--- RECORDS TO USE ---
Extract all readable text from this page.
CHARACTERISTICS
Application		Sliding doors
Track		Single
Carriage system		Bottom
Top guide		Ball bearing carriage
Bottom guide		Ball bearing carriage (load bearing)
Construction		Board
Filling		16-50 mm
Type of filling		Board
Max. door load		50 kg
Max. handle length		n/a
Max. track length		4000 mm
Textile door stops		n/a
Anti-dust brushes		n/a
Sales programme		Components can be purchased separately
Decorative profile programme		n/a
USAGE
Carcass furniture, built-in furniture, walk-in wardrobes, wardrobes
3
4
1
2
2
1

--- TO BE DONE ---
Your task is to repeat every line exactly.

--- FINISHED TASK ---
Extract all readable text from this page.
CHARACTERISTICS
Application		Sliding doors
Track		Single
Carriage system		Bottom
Top guide		Ball bearing carriage
Bottom guide		Ball bearing carriage (load bearing)
Construction		Board
Filling		16-50 mm
Type of filling		Board
Max. door load		50 kg
Max. handle length		n/a
Max. track length		4000 mm
Textile door stops		n/a
Anti-dust brushes		n/a
Sales programme		Components can be purchased separately
Decorative profile programme		n/a
USAGE
Carcass furniture, built-in furniture, walk-in wardrobes, wardrobes
3
4
1
2
2
1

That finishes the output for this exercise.